Convert the rows from the line with "y-tick-label: 2 <box>30 278 36 291</box>" to the line with "legend-label: Ma=2 <box>516 34 545 46</box>", both included, into a Markdown table with the columns Row and Line, skipping any blank lines.

----- Dataset excerpts

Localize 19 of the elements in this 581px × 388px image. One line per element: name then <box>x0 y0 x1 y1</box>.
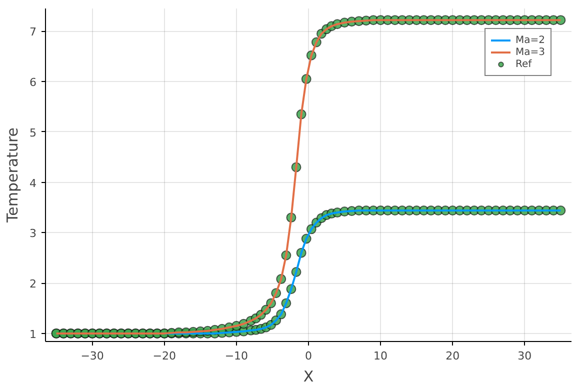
y-tick-label: 2 <box>30 278 36 291</box>
legend-label: Ma=3 <box>516 46 545 58</box>
x-tick-label: 20 <box>446 350 460 362</box>
y-tick-label: 5 <box>30 126 36 140</box>
x-tick-label: 10 <box>374 350 388 362</box>
x-tick-label: −30 <box>80 350 104 362</box>
y-axis-title: Temperature <box>4 127 22 224</box>
legend-label: Ref <box>516 58 533 70</box>
y-tick-label: 1 <box>30 328 36 341</box>
x-tick-label: 30 <box>518 350 532 362</box>
y-tick-label: 7 <box>30 26 36 39</box>
x-tick-label: −10 <box>224 350 248 362</box>
legend-label: Ma=2 <box>516 34 545 46</box>
y-tick-label: 4 <box>30 176 36 190</box>
x-axis-title: X <box>303 368 314 386</box>
x-tick-label: 0 <box>305 350 312 362</box>
x-tick-label: −20 <box>152 350 176 362</box>
y-tick-label: 6 <box>30 76 36 90</box>
y-tick-label: 3 <box>30 227 36 240</box>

----------

*Output*
| Row | Line |
|---|---|
| 1 | y-tick-label: 2 <box>30 278 36 291</box> |
| 2 | legend-label: Ma=3 <box>516 46 545 58</box> |
| 3 | x-tick-label: 20 <box>446 350 460 362</box> |
| 4 | y-tick-label: 5 <box>30 126 36 140</box> |
| 5 | x-tick-label: 10 <box>374 350 388 362</box> |
| 6 | x-tick-label: −30 <box>80 350 104 362</box> |
| 7 | y-axis-title: Temperature <box>4 127 22 224</box> |
| 8 | legend-label: Ref <box>516 58 533 70</box> |
| 9 | y-tick-label: 1 <box>30 328 36 341</box> |
| 10 | x-tick-label: 30 <box>518 350 532 362</box> |
| 11 | y-tick-label: 7 <box>30 26 36 39</box> |
| 12 | x-tick-label: −10 <box>224 350 248 362</box> |
| 13 | legend-label: Ma=2 <box>516 34 545 46</box> |